### Tasks for this exercise
A. In the call for papers on news translation and AI, rewrite the part that opens with the words "Tue Sep 09 17:16:25" and closes with "Conway (University of Ottawa)", putting "Compiled" in place of "Edited".
B. According to the call for papers on news translation and AI, who predicted the use of AI in translation in the 1950s?
C. Carry the call for papers on news translation and AI on from where it stops.

### Text segment
********

Tue Sep 09 17:16:25 GMT 2025






CFP: News Translation and Artificial Intelligence

Edited by Julie Alice Gramaccia (University of Ottawa) and Kyle Conway (University of Ottawa)

In the last half-decade, research on artificial intelligence has exploded, following the exponential growth in the capacity and use of large language models. Among media scholars, the impact of AI on journalism has been a frequent focus (e.g., Guèvremont & Brin, 2024; Roy, Brin, & Gramaccia, 2021). In a parallel fashion, the literature on AI in translation, predicted in the 1950s by communication scholar Warren Weaver (1955), has also grown quickly, focusing on the technologies of translation (e.g., Liu & Li, 2023) and translation studies as a field (e.g., Sun, Liu, & Moratto, 2025). Rarely, however, have these lines of inquiry intersected to consider the effects of AI on journalism and translation, despite the growth of news translation research over the past quarter century (Valdeón, 2025). This volume will begin to fill that gap by bringing together scholars from communication, media and journalism studies, translation studies, computer science, and science and technology studies to describe how journalists and news organizations have adopted AI. How has it changed the ways they produce news or relate to their audiences? What challenges have they faced, and what news opportunities does AI present?

********

### Layout region records
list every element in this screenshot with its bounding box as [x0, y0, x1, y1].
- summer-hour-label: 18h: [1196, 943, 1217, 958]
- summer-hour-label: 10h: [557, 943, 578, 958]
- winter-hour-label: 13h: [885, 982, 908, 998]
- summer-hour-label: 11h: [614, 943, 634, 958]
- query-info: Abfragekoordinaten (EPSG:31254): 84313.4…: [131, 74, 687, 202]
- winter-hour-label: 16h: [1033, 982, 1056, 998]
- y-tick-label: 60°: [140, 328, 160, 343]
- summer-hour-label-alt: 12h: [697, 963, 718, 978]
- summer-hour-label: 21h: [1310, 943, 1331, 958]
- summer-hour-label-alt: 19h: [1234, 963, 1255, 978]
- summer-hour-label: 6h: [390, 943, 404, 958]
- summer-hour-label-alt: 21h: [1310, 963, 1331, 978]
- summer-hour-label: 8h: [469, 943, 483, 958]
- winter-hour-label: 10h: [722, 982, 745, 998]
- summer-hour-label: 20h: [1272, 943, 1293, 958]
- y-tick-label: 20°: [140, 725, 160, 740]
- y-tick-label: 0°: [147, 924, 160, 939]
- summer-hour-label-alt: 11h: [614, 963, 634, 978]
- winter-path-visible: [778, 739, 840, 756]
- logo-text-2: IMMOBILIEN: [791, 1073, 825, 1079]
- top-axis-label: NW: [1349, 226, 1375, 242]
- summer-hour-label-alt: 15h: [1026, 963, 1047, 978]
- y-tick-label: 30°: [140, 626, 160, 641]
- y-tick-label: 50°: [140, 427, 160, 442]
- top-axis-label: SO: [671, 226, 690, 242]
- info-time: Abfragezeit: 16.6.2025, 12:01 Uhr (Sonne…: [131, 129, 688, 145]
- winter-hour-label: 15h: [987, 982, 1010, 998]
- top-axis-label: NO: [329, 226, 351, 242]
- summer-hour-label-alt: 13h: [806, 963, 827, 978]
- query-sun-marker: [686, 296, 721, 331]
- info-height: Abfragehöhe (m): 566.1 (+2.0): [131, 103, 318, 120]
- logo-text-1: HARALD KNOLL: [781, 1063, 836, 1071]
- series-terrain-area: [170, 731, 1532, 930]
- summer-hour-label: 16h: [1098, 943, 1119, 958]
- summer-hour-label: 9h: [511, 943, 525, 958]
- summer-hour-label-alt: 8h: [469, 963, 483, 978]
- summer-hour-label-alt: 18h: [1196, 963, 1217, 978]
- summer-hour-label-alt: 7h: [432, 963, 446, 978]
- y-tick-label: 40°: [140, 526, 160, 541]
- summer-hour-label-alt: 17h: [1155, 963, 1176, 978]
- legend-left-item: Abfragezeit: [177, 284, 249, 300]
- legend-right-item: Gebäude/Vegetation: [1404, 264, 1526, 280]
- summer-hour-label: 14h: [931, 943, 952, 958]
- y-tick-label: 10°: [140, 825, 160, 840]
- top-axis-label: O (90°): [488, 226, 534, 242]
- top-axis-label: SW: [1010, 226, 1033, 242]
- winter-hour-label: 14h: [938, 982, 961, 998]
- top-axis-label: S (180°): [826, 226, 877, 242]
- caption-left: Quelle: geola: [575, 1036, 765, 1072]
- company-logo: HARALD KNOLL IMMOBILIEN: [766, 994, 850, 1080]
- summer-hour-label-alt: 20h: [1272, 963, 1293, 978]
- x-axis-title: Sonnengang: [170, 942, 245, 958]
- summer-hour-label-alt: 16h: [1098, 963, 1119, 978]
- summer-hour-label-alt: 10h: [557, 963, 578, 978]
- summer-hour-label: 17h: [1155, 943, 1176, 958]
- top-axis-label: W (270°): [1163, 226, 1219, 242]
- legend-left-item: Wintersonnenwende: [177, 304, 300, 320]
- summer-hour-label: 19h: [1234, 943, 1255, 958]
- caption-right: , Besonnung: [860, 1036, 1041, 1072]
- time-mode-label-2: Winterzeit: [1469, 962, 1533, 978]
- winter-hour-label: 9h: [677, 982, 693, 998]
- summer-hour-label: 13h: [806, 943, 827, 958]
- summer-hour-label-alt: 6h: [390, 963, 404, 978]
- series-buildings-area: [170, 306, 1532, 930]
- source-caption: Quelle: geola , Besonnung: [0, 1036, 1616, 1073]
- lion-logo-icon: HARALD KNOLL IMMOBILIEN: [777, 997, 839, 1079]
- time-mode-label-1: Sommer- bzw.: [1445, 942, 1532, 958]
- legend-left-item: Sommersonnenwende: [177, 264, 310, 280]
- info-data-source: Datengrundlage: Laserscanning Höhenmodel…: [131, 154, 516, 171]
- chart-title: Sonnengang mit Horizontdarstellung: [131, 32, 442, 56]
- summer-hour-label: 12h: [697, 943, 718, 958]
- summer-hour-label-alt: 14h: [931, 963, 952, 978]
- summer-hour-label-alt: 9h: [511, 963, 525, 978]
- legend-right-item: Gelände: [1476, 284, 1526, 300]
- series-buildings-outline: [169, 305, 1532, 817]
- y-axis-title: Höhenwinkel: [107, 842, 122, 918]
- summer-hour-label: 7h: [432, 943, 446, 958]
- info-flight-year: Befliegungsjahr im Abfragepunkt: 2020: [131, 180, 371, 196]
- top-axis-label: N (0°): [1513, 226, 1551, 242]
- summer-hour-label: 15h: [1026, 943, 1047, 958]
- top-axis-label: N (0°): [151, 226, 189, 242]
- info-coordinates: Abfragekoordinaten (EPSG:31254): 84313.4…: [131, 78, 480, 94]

********

### Responses per task
A.
Tue Sep 09 17:16:25 GMT 2025






CFP: News Translation and Artificial Intelligence

Compiled by Julie Alice Gramaccia (University of Ottawa) and Kyle Conway (University of Ottawa)

B. Communication scholar Warren Weaver

C.
It is clear that AI is profoundly changing journalism, especially with respect to organizations’ ability to tailor content to individual consumers. For instance, in a 2023 report, about a quarter of media company leaders in more than fifty countries said they used AI recommendation algorithms to drive traffic on their sites (Newman, 2023). News organizations have also explored ways to use AI to produce news, such as by aggregating reports from multiple places. Their approaches raise practical questions, related, for instance, to overcoming consumer distrust of AI-generated news (Becker, Simon, & Crum, 2025). They also raise ethical questions, related to fact-checking and transparency (Wu, 2024). Certain patterns have begun to emerge, such as the geographic distribution of AI use favouring the global North, given the greater number of resources available in European languages as compared to languages indigenous to the global South, as well as the expense associated with AI development (Partha, Tabassum, Goni, & Kundu, 2024; Pinto & Barbosa, 2024).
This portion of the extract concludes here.